Exercise description:
In the material below, find each line holding the string "être" and copy it.

Records for this task:
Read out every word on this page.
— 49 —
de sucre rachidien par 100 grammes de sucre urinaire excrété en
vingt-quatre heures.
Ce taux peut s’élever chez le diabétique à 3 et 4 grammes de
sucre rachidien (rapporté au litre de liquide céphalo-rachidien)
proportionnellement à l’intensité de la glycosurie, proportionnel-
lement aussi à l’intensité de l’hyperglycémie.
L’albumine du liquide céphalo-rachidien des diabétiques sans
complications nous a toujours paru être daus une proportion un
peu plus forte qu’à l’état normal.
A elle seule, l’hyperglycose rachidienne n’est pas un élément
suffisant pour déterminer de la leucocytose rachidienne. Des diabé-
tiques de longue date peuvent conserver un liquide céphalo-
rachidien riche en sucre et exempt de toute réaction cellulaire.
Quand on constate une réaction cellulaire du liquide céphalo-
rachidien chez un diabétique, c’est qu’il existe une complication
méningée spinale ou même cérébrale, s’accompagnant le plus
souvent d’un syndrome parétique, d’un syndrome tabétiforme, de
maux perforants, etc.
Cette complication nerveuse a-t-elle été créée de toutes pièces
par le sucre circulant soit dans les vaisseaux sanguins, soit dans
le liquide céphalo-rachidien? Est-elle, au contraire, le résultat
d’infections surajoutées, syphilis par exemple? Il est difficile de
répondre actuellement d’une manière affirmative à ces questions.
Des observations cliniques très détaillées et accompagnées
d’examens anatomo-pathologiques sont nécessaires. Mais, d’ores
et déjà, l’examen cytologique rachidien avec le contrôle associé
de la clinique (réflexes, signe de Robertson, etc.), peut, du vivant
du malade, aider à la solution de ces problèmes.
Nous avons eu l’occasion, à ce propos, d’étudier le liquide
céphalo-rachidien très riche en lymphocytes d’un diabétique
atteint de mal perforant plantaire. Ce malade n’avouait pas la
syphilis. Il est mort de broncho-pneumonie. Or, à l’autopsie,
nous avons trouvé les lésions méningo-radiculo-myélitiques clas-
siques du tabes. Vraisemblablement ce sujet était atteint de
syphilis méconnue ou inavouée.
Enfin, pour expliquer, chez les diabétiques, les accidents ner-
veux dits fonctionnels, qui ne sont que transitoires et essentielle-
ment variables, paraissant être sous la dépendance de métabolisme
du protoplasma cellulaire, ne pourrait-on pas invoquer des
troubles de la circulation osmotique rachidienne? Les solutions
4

Exercise solution:
complications nous a toujours paru être daus une proportion un
ment variables, paraissant être sous la dépendance de métabolisme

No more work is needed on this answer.